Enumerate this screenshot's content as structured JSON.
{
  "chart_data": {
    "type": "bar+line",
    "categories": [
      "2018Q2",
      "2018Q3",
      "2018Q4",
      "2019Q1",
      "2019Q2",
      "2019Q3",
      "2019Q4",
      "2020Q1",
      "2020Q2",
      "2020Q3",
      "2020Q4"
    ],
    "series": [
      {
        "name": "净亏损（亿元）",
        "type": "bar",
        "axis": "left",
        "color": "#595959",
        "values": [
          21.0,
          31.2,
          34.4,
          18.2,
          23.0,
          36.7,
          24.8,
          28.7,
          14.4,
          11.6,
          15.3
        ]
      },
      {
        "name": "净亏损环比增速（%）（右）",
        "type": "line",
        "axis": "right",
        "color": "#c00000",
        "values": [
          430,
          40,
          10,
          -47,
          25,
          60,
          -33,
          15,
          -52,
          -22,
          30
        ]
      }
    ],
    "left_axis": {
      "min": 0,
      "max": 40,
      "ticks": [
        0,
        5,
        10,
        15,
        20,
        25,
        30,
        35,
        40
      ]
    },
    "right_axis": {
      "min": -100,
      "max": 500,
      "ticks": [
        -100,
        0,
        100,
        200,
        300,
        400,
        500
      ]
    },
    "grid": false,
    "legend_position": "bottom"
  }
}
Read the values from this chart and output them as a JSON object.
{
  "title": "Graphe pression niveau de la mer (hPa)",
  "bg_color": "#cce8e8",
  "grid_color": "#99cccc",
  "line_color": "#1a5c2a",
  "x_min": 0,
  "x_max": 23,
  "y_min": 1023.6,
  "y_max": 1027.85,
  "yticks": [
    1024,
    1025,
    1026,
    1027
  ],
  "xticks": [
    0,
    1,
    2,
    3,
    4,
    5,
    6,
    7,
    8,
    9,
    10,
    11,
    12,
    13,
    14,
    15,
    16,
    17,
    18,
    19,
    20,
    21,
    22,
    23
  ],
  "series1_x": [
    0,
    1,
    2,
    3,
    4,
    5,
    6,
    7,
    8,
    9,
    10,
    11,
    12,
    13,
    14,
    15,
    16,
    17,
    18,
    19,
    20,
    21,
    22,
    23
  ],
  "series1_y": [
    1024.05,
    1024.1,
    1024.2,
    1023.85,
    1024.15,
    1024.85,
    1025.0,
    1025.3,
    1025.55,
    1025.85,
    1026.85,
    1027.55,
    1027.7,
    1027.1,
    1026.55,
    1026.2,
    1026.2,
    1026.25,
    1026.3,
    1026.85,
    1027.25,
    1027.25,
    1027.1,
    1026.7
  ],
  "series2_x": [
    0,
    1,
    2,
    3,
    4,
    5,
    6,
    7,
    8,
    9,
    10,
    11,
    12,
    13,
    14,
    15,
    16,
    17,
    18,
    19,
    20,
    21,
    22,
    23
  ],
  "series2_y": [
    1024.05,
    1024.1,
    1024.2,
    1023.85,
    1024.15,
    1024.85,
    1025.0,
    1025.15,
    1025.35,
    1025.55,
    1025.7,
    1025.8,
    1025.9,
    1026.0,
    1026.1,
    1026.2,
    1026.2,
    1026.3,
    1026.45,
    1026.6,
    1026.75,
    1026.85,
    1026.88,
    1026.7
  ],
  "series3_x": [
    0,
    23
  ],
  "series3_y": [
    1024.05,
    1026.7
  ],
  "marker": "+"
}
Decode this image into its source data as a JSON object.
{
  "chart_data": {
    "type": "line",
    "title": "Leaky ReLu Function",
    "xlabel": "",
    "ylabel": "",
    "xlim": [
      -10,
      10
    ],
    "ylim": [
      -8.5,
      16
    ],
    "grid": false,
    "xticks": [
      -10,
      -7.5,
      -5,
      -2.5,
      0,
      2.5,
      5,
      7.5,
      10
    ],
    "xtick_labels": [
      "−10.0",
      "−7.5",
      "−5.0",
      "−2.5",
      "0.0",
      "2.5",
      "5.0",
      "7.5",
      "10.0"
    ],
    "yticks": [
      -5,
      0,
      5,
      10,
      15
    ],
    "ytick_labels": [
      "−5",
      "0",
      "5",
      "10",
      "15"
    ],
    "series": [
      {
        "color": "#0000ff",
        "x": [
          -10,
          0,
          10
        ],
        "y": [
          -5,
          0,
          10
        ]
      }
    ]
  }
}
# # # #
▸ **Task objective**
Quote the material exactly, leaving nothing out.

▸ **Right answer**
Enumerate this screenshot's content as structured JSON.
{
  "chart_data": {
    "type": "bar+line",
    "categories": [
      "2018Q2",
      "2018Q3",
      "2018Q4",
      "2019Q1",
      "2019Q2",
      "2019Q3",
      "2019Q4",
      "2020Q1",
      "2020Q2",
      "2020Q3",
      "2020Q4"
    ],
    "series": [
      {
        "name": "净亏损（亿元）",
        "type": "bar",
        "axis": "left",
        "color": "#595959",
        "values": [
          21.0,
          31.2,
          34.4,
          18.2,
          23.0,
          36.7,
          24.8,
          28.7,
          14.4,
          11.6,
          15.3
        ]
      },
      {
        "name": "净亏损环比增速（%）（右）",
        "type": "line",
        "axis": "right",
        "color": "#c00000",
        "values": [
          430,
          40,
          10,
          -47,
          25,
          60,
          -33,
          15,
          -52,
          -22,
          30
        ]
      }
    ],
    "left_axis": {
      "min": 0,
      "max": 40,
      "ticks": [
        0,
        5,
        10,
        15,
        20,
        25,
        30,
        35,
        40
      ]
    },
    "right_axis": {
      "min": -100,
      "max": 500,
      "ticks": [
        -100,
        0,
        100,
        200,
        300,
        400,
        500
      ]
    },
    "grid": false,
    "legend_position": "bottom"
  }
}
Read the values from this chart and output them as a JSON object.
{
  "title": "Graphe pression niveau de la mer (hPa)",
  "bg_color": "#cce8e8",
  "grid_color": "#99cccc",
  "line_color": "#1a5c2a",
  "x_min": 0,
  "x_max": 23,
  "y_min": 1023.6,
  "y_max": 1027.85,
  "yticks": [
    1024,
    1025,
    1026,
    1027
  ],
  "xticks": [
    0,
    1,
    2,
    3,
    4,
    5,
    6,
    7,
    8,
    9,
    10,
    11,
    12,
    13,
    14,
    15,
    16,
    17,
    18,
    19,
    20,
    21,
    22,
    23
  ],
  "series1_x": [
    0,
    1,
    2,
    3,
    4,
    5,
    6,
    7,
    8,
    9,
    10,
    11,
    12,
    13,
    14,
    15,
    16,
    17,
    18,
    19,
    20,
    21,
    22,
    23
  ],
  "series1_y": [
    1024.05,
    1024.1,
    1024.2,
    1023.85,
    1024.15,
    1024.85,
    1025.0,
    1025.3,
    1025.55,
    1025.85,
    1026.85,
    1027.55,
    1027.7,
    1027.1,
    1026.55,
    1026.2,
    1026.2,
    1026.25,
    1026.3,
    1026.85,
    1027.25,
    1027.25,
    1027.1,
    1026.7
  ],
  "series2_x": [
    0,
    1,
    2,
    3,
    4,
    5,
    6,
    7,
    8,
    9,
    10,
    11,
    12,
    13,
    14,
    15,
    16,
    17,
    18,
    19,
    20,
    21,
    22,
    23
  ],
  "series2_y": [
    1024.05,
    1024.1,
    1024.2,
    1023.85,
    1024.15,
    1024.85,
    1025.0,
    1025.15,
    1025.35,
    1025.55,
    1025.7,
    1025.8,
    1025.9,
    1026.0,
    1026.1,
    1026.2,
    1026.2,
    1026.3,
    1026.45,
    1026.6,
    1026.75,
    1026.85,
    1026.88,
    1026.7
  ],
  "series3_x": [
    0,
    23
  ],
  "series3_y": [
    1024.05,
    1026.7
  ],
  "marker": "+"
}
Decode this image into its source data as a JSON object.
{
  "chart_data": {
    "type": "line",
    "title": "Leaky ReLu Function",
    "xlabel": "",
    "ylabel": "",
    "xlim": [
      -10,
      10
    ],
    "ylim": [
      -8.5,
      16
    ],
    "grid": false,
    "xticks": [
      -10,
      -7.5,
      -5,
      -2.5,
      0,
      2.5,
      5,
      7.5,
      10
    ],
    "xtick_labels": [
      "−10.0",
      "−7.5",
      "−5.0",
      "−2.5",
      "0.0",
      "2.5",
      "5.0",
      "7.5",
      "10.0"
    ],
    "yticks": [
      -5,
      0,
      5,
      10,
      15
    ],
    "ytick_labels": [
      "−5",
      "0",
      "5",
      "10",
      "15"
    ],
    "series": [
      {
        "color": "#0000ff",
        "x": [
          -10,
          0,
          10
        ],
        "y": [
          -5,
          0,
          10
        ]
      }
    ]
  }
}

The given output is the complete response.